I regularly have to recharge my Energizers in a flashlight i use daily, i for sure could just toss them for some Eneloops. It would make more sense to use batteries with longer capacities but for me it takes just a few minutes to take the batteries out and hook them up to a charger. It wouldn't make much sense to put batteries that have less than 40% charge in a device with some presets that reset every time the battery goes dead but tv remotes or flashlights are easy to recharge. I think it differs from every person and from an economical standpoint if the batteries function in a device for a day then that's good enough for me, besides saving money on single use batteries the whole point i use rechargeables is so it reduces waste. Whatever alkalines i have left or that i get from new devices i get whatever energy is left in them. I like to get whatever recharges i can out of a battery before they no longer work in any device.

====================

[TASK OBJECTIVE]:
Answer these from the post on rechargeable batteries:
1. Which batteries does the writer regularly recharge, and in what device?
2. Below what charge level would it not make much sense to put batteries in a device with presets that reset?
3. Besides saving money on single-use batteries, what does the writer give as the whole point of using rechargeables?

[INFORMATION PROVIDED]:
====================

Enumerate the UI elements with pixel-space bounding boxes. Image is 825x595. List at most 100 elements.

====================

[WORKED SOLUTION]:
1. Energizers, in a flashlight the writer uses daily.
2. Less than 40% charge.
3. It reduces waste.